Tally the lines containing the word "content", and report the tally alone.
----------
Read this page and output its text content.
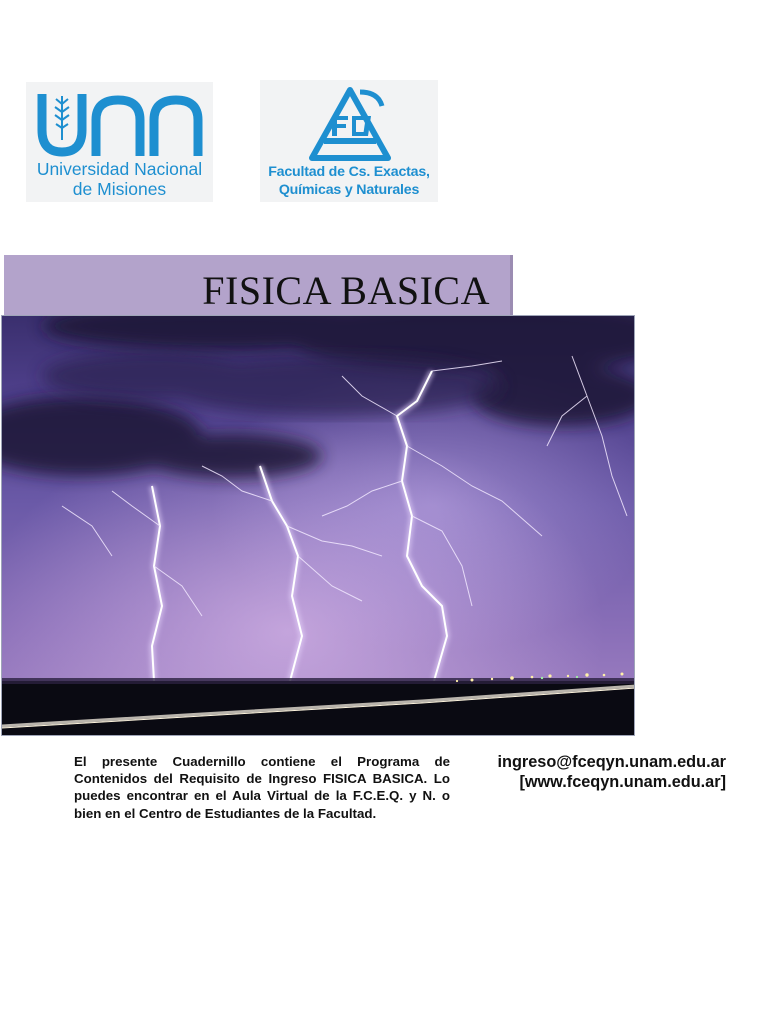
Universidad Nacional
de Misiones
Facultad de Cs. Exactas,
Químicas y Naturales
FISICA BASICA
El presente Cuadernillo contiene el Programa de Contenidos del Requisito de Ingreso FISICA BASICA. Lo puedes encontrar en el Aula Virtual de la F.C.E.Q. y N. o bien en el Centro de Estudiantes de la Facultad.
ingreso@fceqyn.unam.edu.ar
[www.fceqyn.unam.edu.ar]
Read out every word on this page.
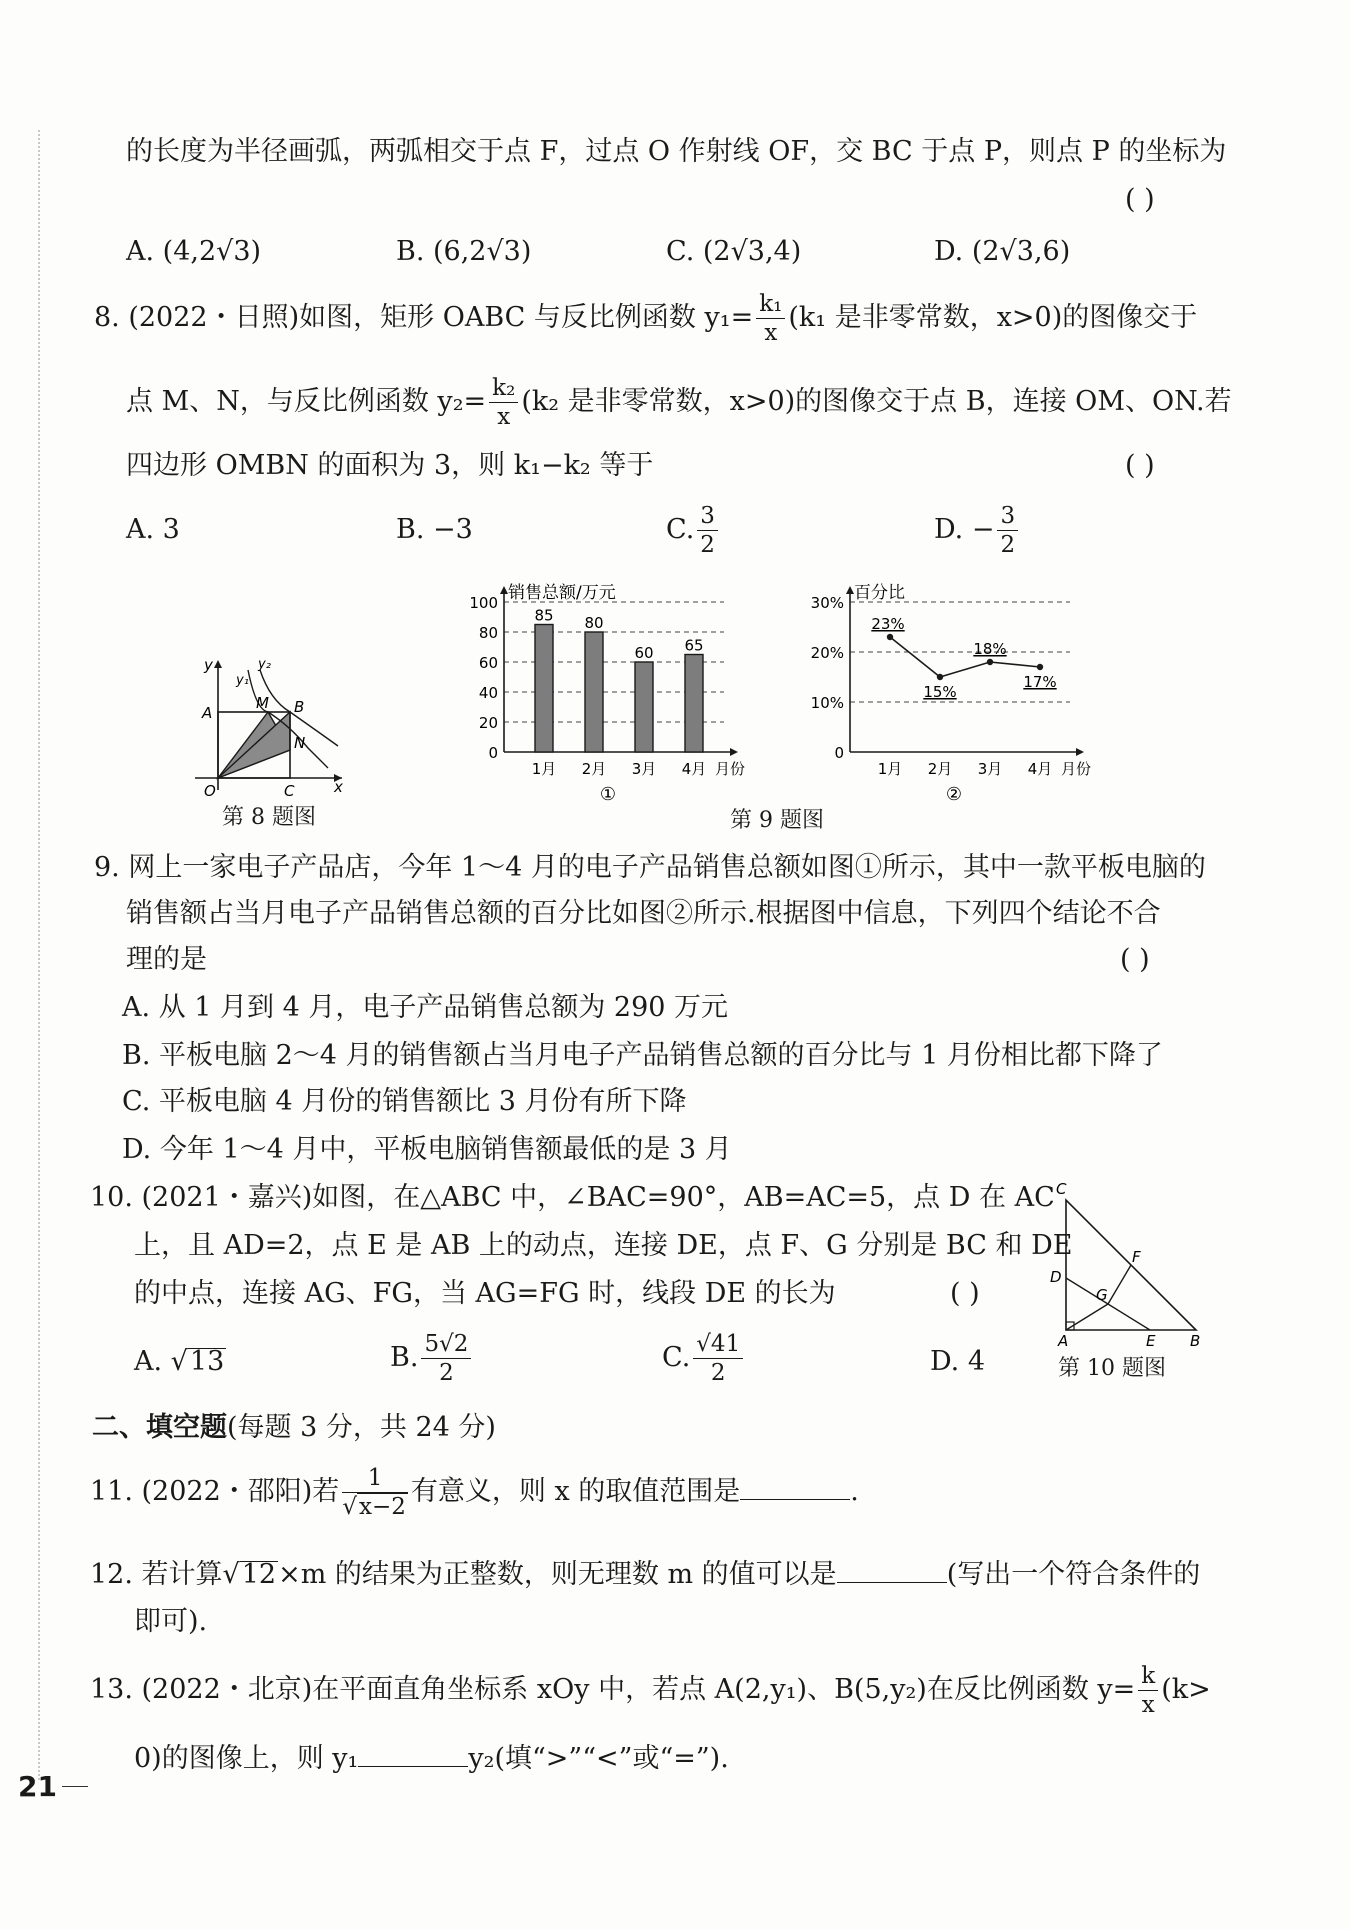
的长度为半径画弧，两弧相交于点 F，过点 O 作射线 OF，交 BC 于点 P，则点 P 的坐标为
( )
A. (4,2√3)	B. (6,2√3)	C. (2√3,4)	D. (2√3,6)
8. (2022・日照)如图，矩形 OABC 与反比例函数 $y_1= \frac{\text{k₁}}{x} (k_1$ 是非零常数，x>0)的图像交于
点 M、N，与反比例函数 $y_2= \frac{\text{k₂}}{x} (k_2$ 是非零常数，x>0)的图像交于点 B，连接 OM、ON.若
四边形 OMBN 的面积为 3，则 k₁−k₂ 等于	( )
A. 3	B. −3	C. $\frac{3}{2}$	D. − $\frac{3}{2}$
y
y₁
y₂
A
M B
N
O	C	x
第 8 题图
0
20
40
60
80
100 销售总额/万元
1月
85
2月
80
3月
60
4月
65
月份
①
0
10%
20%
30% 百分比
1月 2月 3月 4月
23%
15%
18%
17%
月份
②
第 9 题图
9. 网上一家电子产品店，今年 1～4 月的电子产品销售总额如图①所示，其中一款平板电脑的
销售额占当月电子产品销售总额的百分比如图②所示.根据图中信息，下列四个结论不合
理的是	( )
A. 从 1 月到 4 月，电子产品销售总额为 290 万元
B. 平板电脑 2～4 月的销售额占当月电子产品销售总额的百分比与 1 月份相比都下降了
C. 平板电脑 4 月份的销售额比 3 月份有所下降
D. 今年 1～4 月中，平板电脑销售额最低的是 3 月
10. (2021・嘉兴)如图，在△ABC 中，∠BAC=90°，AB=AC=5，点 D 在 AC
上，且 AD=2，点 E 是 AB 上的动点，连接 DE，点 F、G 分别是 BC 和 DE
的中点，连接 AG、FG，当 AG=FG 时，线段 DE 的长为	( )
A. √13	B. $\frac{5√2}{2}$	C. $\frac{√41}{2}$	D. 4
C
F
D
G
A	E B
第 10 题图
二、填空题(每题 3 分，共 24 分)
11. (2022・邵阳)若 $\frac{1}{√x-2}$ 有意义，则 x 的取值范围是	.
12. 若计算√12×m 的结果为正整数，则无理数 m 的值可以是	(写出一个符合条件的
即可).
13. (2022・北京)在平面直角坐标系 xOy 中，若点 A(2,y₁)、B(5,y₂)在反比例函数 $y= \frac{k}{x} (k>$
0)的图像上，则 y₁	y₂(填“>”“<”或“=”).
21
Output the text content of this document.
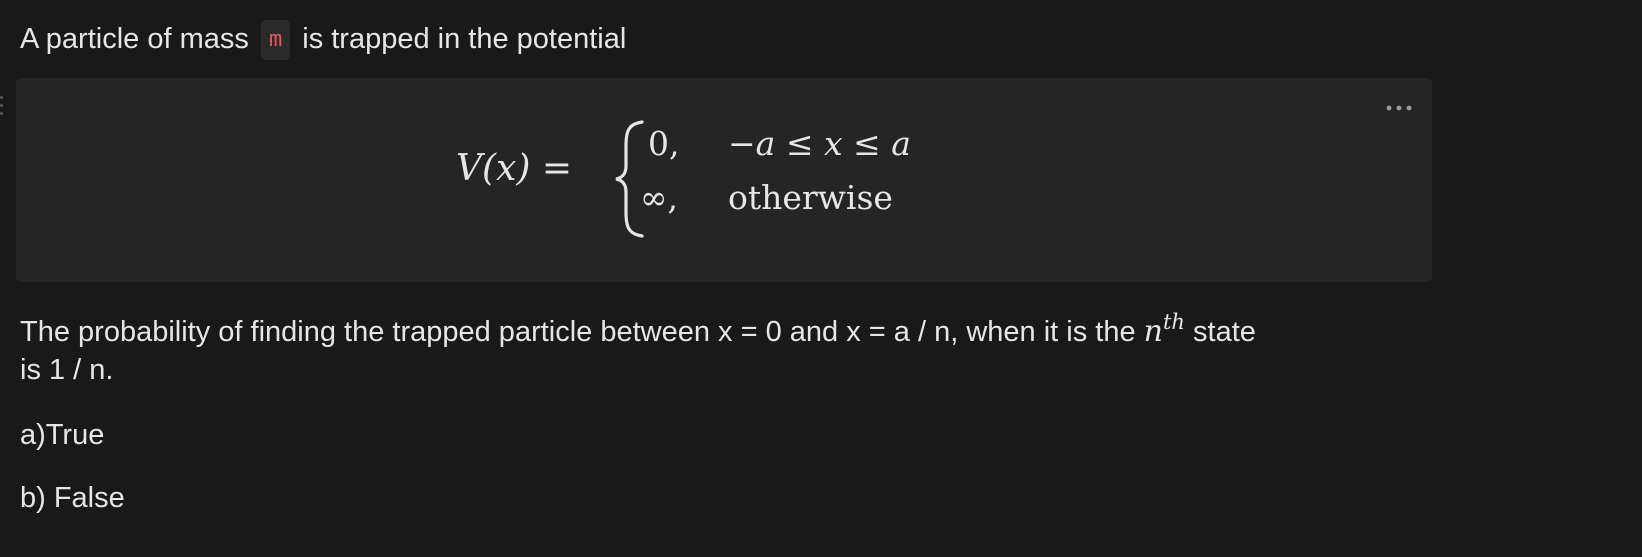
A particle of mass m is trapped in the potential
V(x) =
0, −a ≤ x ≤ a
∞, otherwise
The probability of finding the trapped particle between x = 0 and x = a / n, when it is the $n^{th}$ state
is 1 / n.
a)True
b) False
----------
Answer for this exercise:
2